Copy every record below exactly as written, but leave out the pictures.

START

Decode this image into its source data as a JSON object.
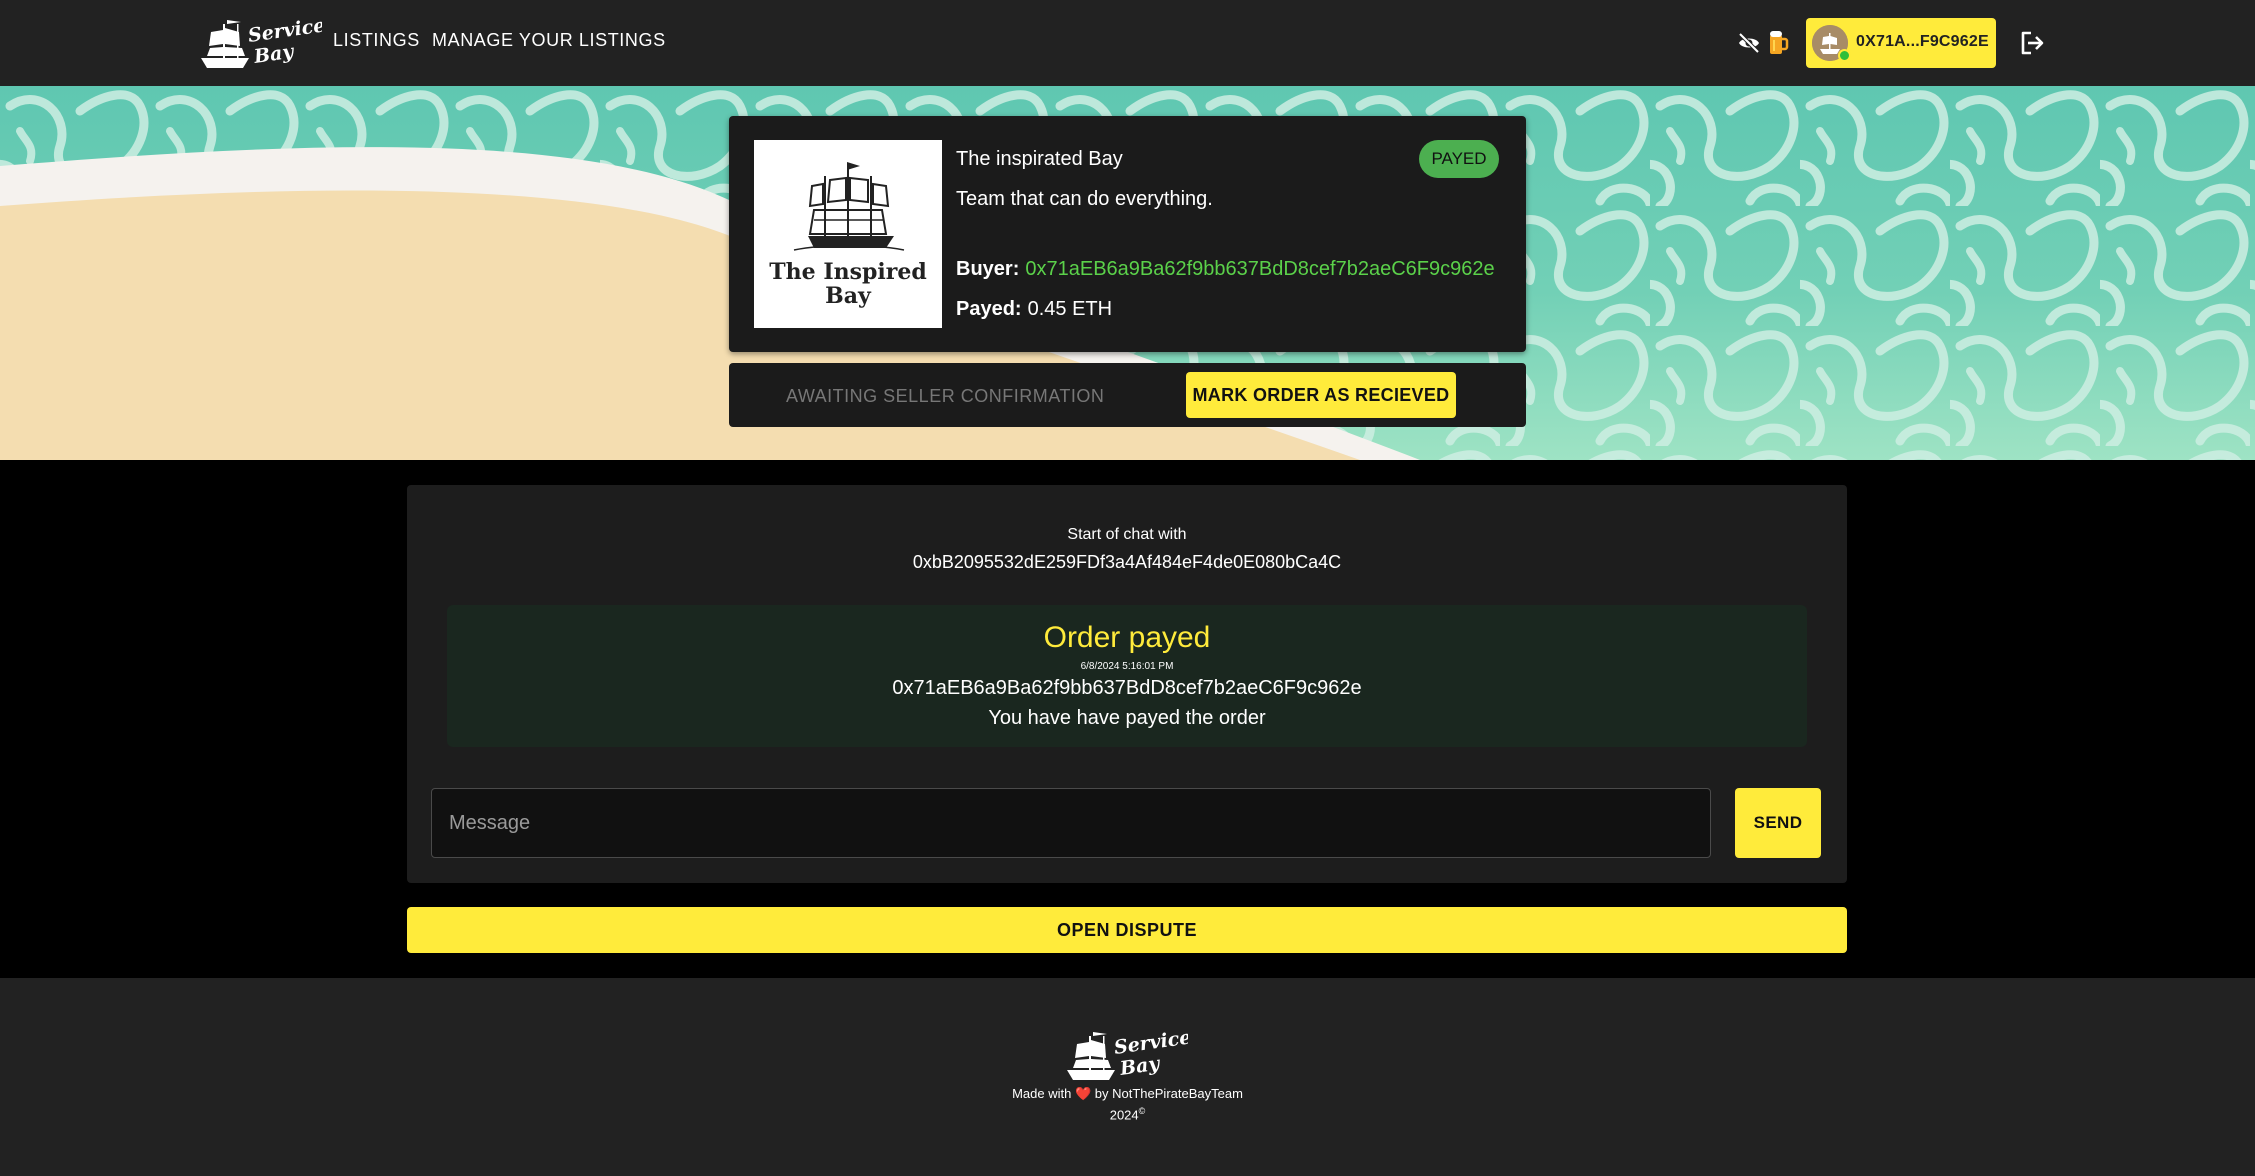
{
  "app": {
    "logo_text_line1": "Service",
    "logo_text_line2": "Bay",
    "accent_color": "#ffeb3b"
  },
  "nav": {
    "links": [
      {
        "label": "LISTINGS"
      },
      {
        "label": "MANAGE YOUR LISTINGS"
      }
    ],
    "icons": [
      "eye-off-icon",
      "beer-icon",
      "logout-icon"
    ],
    "wallet": {
      "address_short": "0X71A...F9C962E",
      "status": "online"
    }
  },
  "order": {
    "title": "The inspirated Bay",
    "description": "Team that can do everything.",
    "image_caption_line1": "The Inspired",
    "image_caption_line2": "Bay",
    "status": "PAYED",
    "status_color": "#4caf50",
    "buyer_label": "Buyer:",
    "buyer_address": "0x71aEB6a9Ba62f9bb637BdD8cef7b2aeC6F9c962e",
    "payed_label": "Payed:",
    "payed_amount": "0.45 ETH"
  },
  "actions": {
    "awaiting_label": "AWAITING SELLER CONFIRMATION",
    "mark_received_label": "MARK ORDER AS RECIEVED"
  },
  "chat": {
    "start_label": "Start of chat with",
    "partner_address": "0xbB2095532dE259FDf3a4Af484eF4de0E080bCa4C",
    "events": [
      {
        "title": "Order payed",
        "timestamp": "6/8/2024 5:16:01 PM",
        "address": "0x71aEB6a9Ba62f9bb637BdD8cef7b2aeC6F9c962e",
        "message": "You have have payed the order"
      }
    ],
    "input_placeholder": "Message",
    "input_value": "",
    "send_label": "SEND"
  },
  "dispute": {
    "label": "OPEN DISPUTE"
  },
  "footer": {
    "made_with_prefix": "Made with",
    "made_with_suffix": "by NotThePirateBayTeam",
    "heart": "❤️",
    "year": "2024",
    "copyright": "©"
  }
}
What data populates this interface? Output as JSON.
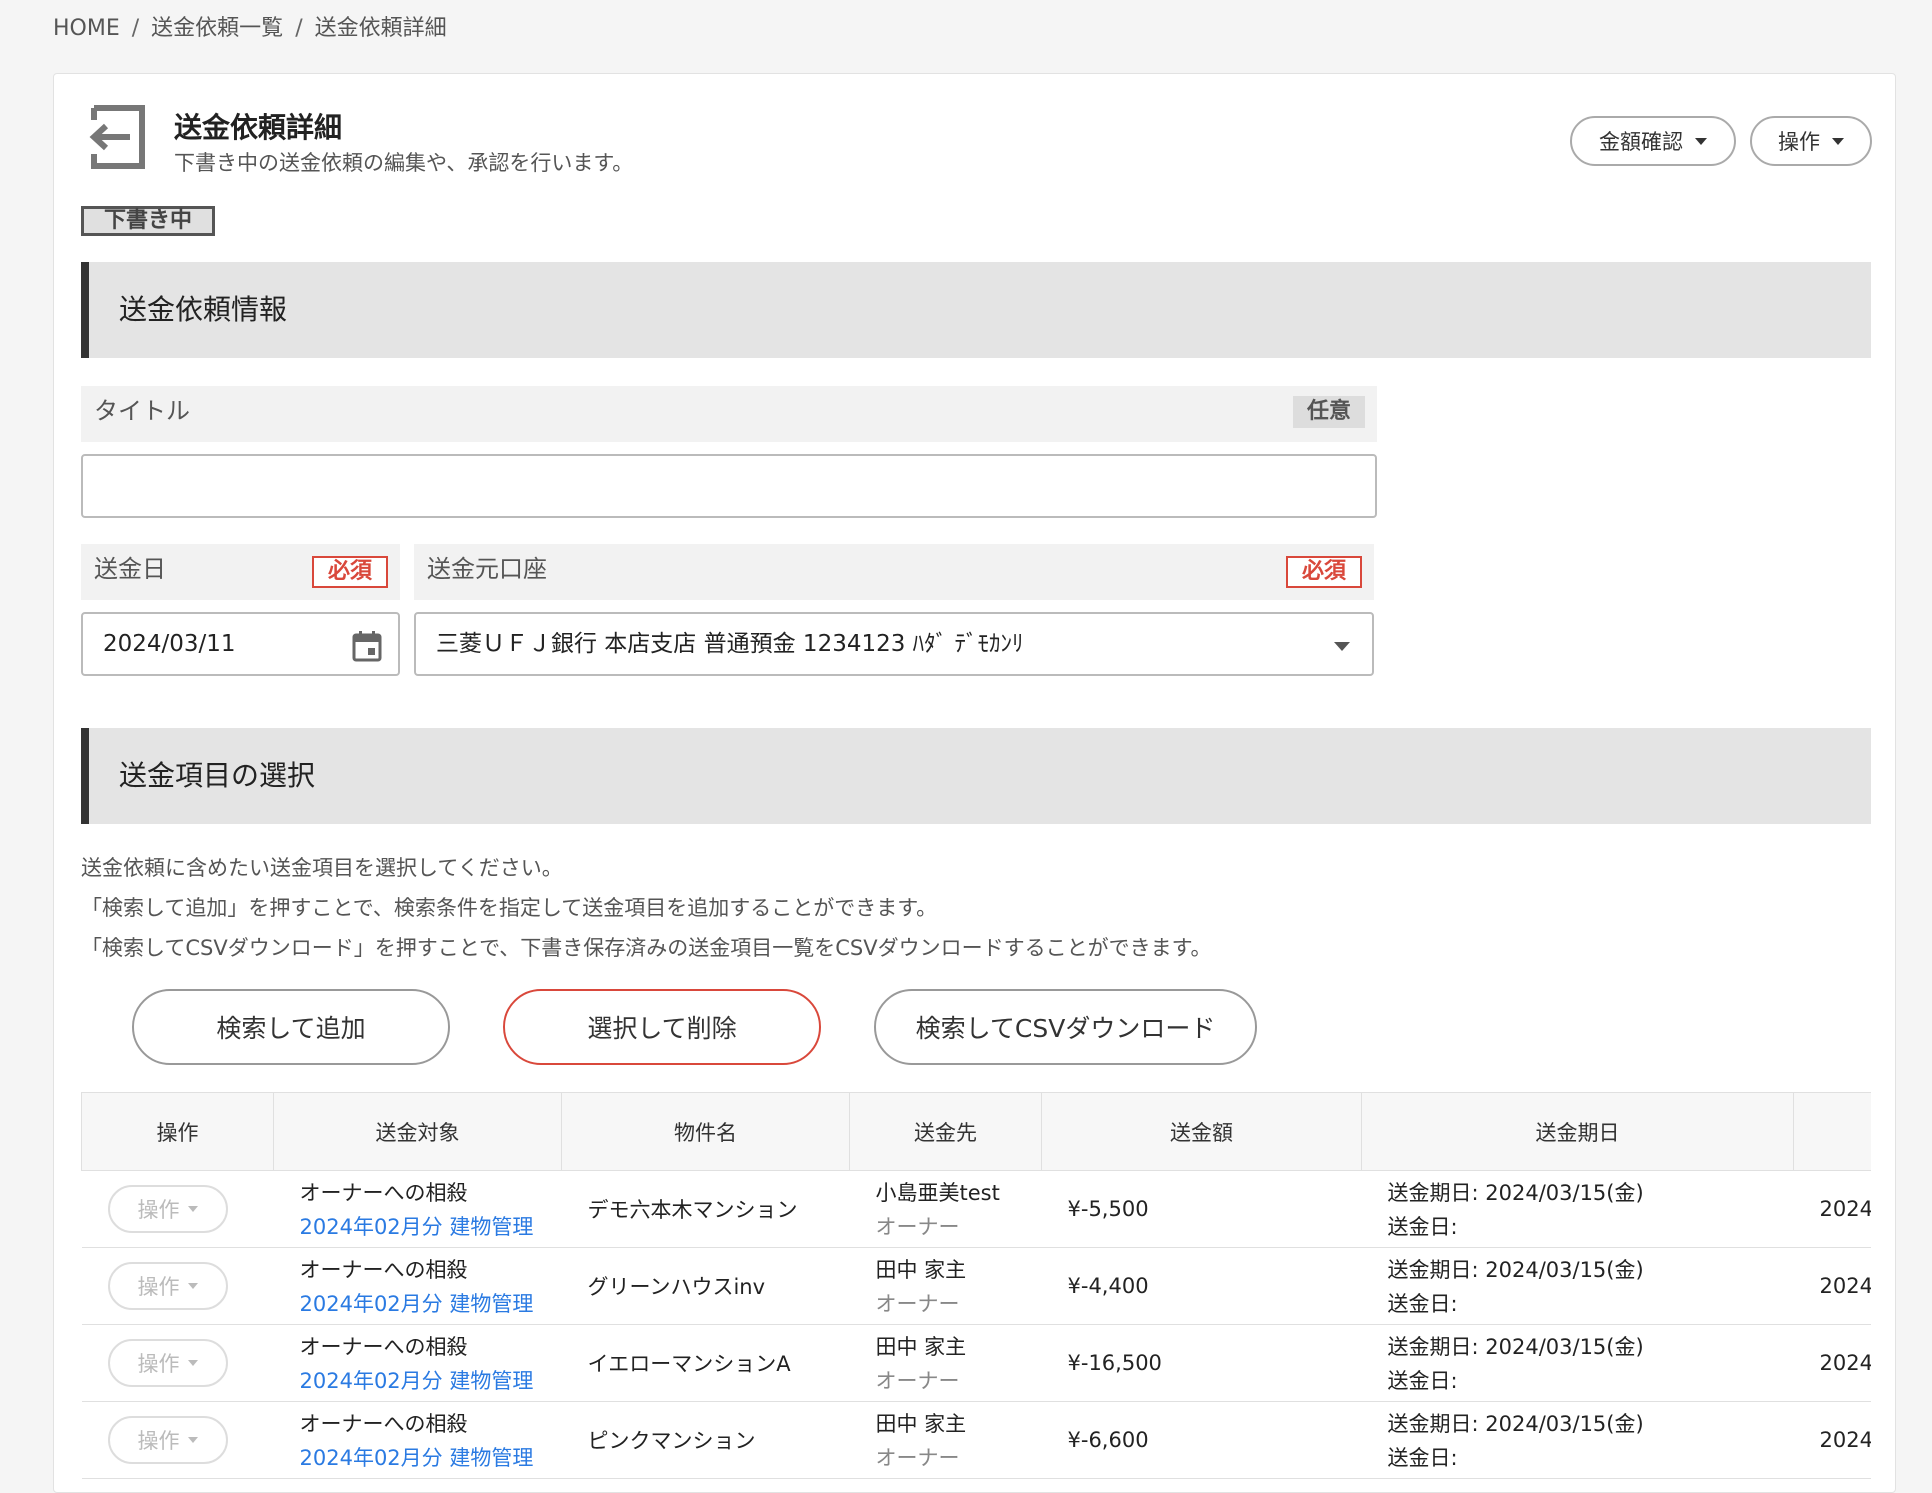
{
  "breadcrumb": [
    "HOME",
    "送金依頼一覧",
    "送金依頼詳細"
  ],
  "header": {
    "title": "送金依頼詳細",
    "subtitle": "下書き中の送金依頼の編集や、承認を行います。",
    "amount_check_label": "金額確認",
    "actions_label": "操作"
  },
  "status_badge": "下書き中",
  "section1": {
    "title": "送金依頼情報",
    "title_field_label": "タイトル",
    "optional_tag": "任意",
    "title_value": "",
    "date_label": "送金日",
    "required_tag": "必須",
    "date_value": "2024/03/11",
    "account_label": "送金元口座",
    "account_value": "三菱ＵＦＪ銀行 本店支店 普通預金 1234123 ﾊﾀﾞ ﾃﾞﾓｶﾝﾘ"
  },
  "section2": {
    "title": "送金項目の選択",
    "desc1": "送金依頼に含めたい送金項目を選択してください。",
    "desc2": "「検索して追加」を押すことで、検索条件を指定して送金項目を追加することができます。",
    "desc3": "「検索してCSVダウンロード」を押すことで、下書き保存済みの送金項目一覧をCSVダウンロードすることができます。",
    "search_add_label": "検索して追加",
    "select_delete_label": "選択して削除",
    "search_csv_label": "検索してCSVダウンロード"
  },
  "table": {
    "headers": [
      "操作",
      "送金対象",
      "物件名",
      "送金先",
      "送金額",
      "送金期日"
    ],
    "rows": [
      {
        "op": "操作",
        "target": "オーナーへの相殺",
        "target_link": "2024年02月分 建物管理",
        "property": "デモ六本木マンション",
        "payee": "小島亜美test",
        "payee_role": "オーナー",
        "amount": "¥-5,500",
        "due": "送金期日: 2024/03/15(金)",
        "sent": "送金日:",
        "extra": "2024"
      },
      {
        "op": "操作",
        "target": "オーナーへの相殺",
        "target_link": "2024年02月分 建物管理",
        "property": "グリーンハウスinv",
        "payee": "田中 家主",
        "payee_role": "オーナー",
        "amount": "¥-4,400",
        "due": "送金期日: 2024/03/15(金)",
        "sent": "送金日:",
        "extra": "2024"
      },
      {
        "op": "操作",
        "target": "オーナーへの相殺",
        "target_link": "2024年02月分 建物管理",
        "property": "イエローマンションA",
        "payee": "田中 家主",
        "payee_role": "オーナー",
        "amount": "¥-16,500",
        "due": "送金期日: 2024/03/15(金)",
        "sent": "送金日:",
        "extra": "2024"
      },
      {
        "op": "操作",
        "target": "オーナーへの相殺",
        "target_link": "2024年02月分 建物管理",
        "property": "ピンクマンション",
        "payee": "田中 家主",
        "payee_role": "オーナー",
        "amount": "¥-6,600",
        "due": "送金期日: 2024/03/15(金)",
        "sent": "送金日:",
        "extra": "2024"
      }
    ]
  }
}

END

### Response to the exercise
Decode this image into its source data as a JSON object.
{
  "app": {
    "logo_text_line1": "Service",
    "logo_text_line2": "Bay",
    "accent_color": "#ffeb3b"
  },
  "nav": {
    "links": [
      {
        "label": "LISTINGS"
      },
      {
        "label": "MANAGE YOUR LISTINGS"
      }
    ],
    "icons": [
      "eye-off-icon",
      "beer-icon",
      "logout-icon"
    ],
    "wallet": {
      "address_short": "0X71A...F9C962E",
      "status": "online"
    }
  },
  "order": {
    "title": "The inspirated Bay",
    "description": "Team that can do everything.",
    "image_caption_line1": "The Inspired",
    "image_caption_line2": "Bay",
    "status": "PAYED",
    "status_color": "#4caf50",
    "buyer_label": "Buyer:",
    "buyer_address": "0x71aEB6a9Ba62f9bb637BdD8cef7b2aeC6F9c962e",
    "payed_label": "Payed:",
    "payed_amount": "0.45 ETH"
  },
  "actions": {
    "awaiting_label": "AWAITING SELLER CONFIRMATION",
    "mark_received_label": "MARK ORDER AS RECIEVED"
  },
  "chat": {
    "start_label": "Start of chat with",
    "partner_address": "0xbB2095532dE259FDf3a4Af484eF4de0E080bCa4C",
    "events": [
      {
        "title": "Order payed",
        "timestamp": "6/8/2024 5:16:01 PM",
        "address": "0x71aEB6a9Ba62f9bb637BdD8cef7b2aeC6F9c962e",
        "message": "You have have payed the order"
      }
    ],
    "input_placeholder": "Message",
    "input_value": "",
    "send_label": "SEND"
  },
  "dispute": {
    "label": "OPEN DISPUTE"
  },
  "footer": {
    "made_with_prefix": "Made with",
    "made_with_suffix": "by NotThePirateBayTeam",
    "heart": "❤️",
    "year": "2024",
    "copyright": "©"
  }
}
What data populates this interface? Output as JSON.
{
  "breadcrumb": [
    "HOME",
    "送金依頼一覧",
    "送金依頼詳細"
  ],
  "header": {
    "title": "送金依頼詳細",
    "subtitle": "下書き中の送金依頼の編集や、承認を行います。",
    "amount_check_label": "金額確認",
    "actions_label": "操作"
  },
  "status_badge": "下書き中",
  "section1": {
    "title": "送金依頼情報",
    "title_field_label": "タイトル",
    "optional_tag": "任意",
    "title_value": "",
    "date_label": "送金日",
    "required_tag": "必須",
    "date_value": "2024/03/11",
    "account_label": "送金元口座",
    "account_value": "三菱ＵＦＪ銀行 本店支店 普通預金 1234123 ﾊﾀﾞ ﾃﾞﾓｶﾝﾘ"
  },
  "section2": {
    "title": "送金項目の選択",
    "desc1": "送金依頼に含めたい送金項目を選択してください。",
    "desc2": "「検索して追加」を押すことで、検索条件を指定して送金項目を追加することができます。",
    "desc3": "「検索してCSVダウンロード」を押すことで、下書き保存済みの送金項目一覧をCSVダウンロードすることができます。",
    "search_add_label": "検索して追加",
    "select_delete_label": "選択して削除",
    "search_csv_label": "検索してCSVダウンロード"
  },
  "table": {
    "headers": [
      "操作",
      "送金対象",
      "物件名",
      "送金先",
      "送金額",
      "送金期日"
    ],
    "rows": [
      {
        "op": "操作",
        "target": "オーナーへの相殺",
        "target_link": "2024年02月分 建物管理",
        "property": "デモ六本木マンション",
        "payee": "小島亜美test",
        "payee_role": "オーナー",
        "amount": "¥-5,500",
        "due": "送金期日: 2024/03/15(金)",
        "sent": "送金日:",
        "extra": "2024"
      },
      {
        "op": "操作",
        "target": "オーナーへの相殺",
        "target_link": "2024年02月分 建物管理",
        "property": "グリーンハウスinv",
        "payee": "田中 家主",
        "payee_role": "オーナー",
        "amount": "¥-4,400",
        "due": "送金期日: 2024/03/15(金)",
        "sent": "送金日:",
        "extra": "2024"
      },
      {
        "op": "操作",
        "target": "オーナーへの相殺",
        "target_link": "2024年02月分 建物管理",
        "property": "イエローマンションA",
        "payee": "田中 家主",
        "payee_role": "オーナー",
        "amount": "¥-16,500",
        "due": "送金期日: 2024/03/15(金)",
        "sent": "送金日:",
        "extra": "2024"
      },
      {
        "op": "操作",
        "target": "オーナーへの相殺",
        "target_link": "2024年02月分 建物管理",
        "property": "ピンクマンション",
        "payee": "田中 家主",
        "payee_role": "オーナー",
        "amount": "¥-6,600",
        "due": "送金期日: 2024/03/15(金)",
        "sent": "送金日:",
        "extra": "2024"
      }
    ]
  }
}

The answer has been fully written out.